**Exercise aim:** Scan the listing below and copy every line holding "student".

**Available records:**

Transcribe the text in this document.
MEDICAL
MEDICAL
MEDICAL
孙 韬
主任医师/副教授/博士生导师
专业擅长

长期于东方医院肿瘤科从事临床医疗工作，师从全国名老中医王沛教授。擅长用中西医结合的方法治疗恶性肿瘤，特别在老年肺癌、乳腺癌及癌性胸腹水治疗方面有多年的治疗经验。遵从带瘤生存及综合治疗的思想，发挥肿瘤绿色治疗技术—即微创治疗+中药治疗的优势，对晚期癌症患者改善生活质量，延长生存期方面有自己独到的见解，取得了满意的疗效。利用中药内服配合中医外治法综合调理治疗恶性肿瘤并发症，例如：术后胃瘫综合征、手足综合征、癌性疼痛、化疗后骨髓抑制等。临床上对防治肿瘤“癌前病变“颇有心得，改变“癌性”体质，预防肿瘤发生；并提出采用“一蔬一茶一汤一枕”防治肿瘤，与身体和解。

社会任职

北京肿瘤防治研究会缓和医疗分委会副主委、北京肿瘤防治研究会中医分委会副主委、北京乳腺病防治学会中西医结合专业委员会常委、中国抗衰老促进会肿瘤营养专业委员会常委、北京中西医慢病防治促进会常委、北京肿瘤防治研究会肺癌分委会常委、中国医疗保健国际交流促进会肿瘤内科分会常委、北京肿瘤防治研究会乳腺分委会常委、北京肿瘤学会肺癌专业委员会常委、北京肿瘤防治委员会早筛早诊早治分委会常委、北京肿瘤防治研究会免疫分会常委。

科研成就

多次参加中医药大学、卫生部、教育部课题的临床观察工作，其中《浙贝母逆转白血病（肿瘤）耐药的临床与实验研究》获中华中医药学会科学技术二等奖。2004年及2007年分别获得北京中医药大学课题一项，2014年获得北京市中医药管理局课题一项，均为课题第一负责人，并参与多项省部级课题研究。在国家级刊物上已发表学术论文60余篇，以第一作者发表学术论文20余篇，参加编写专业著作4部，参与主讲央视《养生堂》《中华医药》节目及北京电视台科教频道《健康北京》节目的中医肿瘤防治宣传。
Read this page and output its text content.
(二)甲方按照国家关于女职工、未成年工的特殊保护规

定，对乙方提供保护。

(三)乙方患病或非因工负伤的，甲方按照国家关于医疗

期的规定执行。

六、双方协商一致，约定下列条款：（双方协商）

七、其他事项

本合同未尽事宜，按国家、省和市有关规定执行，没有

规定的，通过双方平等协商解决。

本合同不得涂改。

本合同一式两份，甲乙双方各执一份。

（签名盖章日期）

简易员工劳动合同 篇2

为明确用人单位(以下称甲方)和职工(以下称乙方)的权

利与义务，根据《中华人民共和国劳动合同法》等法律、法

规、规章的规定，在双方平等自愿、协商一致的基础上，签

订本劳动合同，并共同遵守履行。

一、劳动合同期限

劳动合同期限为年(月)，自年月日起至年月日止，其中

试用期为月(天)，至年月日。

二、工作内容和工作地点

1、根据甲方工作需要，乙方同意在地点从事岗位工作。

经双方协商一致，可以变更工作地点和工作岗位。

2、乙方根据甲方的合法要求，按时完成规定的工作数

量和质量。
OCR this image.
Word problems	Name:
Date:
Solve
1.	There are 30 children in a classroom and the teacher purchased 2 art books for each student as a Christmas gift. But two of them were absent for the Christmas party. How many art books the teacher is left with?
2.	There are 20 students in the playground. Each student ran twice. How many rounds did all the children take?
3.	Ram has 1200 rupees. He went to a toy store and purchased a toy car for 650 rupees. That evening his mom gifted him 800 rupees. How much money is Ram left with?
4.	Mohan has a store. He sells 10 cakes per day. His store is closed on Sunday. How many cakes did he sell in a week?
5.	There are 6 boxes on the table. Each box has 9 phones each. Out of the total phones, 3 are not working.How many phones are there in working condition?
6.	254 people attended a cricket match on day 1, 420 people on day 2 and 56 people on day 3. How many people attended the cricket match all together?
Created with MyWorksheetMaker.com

**Task response:**
1.	There are 30 children in a classroom and the teacher purchased 2 art books for each student as a Christmas gift. But two of them were absent for the Christmas party. How many art books the teacher is left with?
2.	There are 20 students in the playground. Each student ran twice. How many rounds did all the children take?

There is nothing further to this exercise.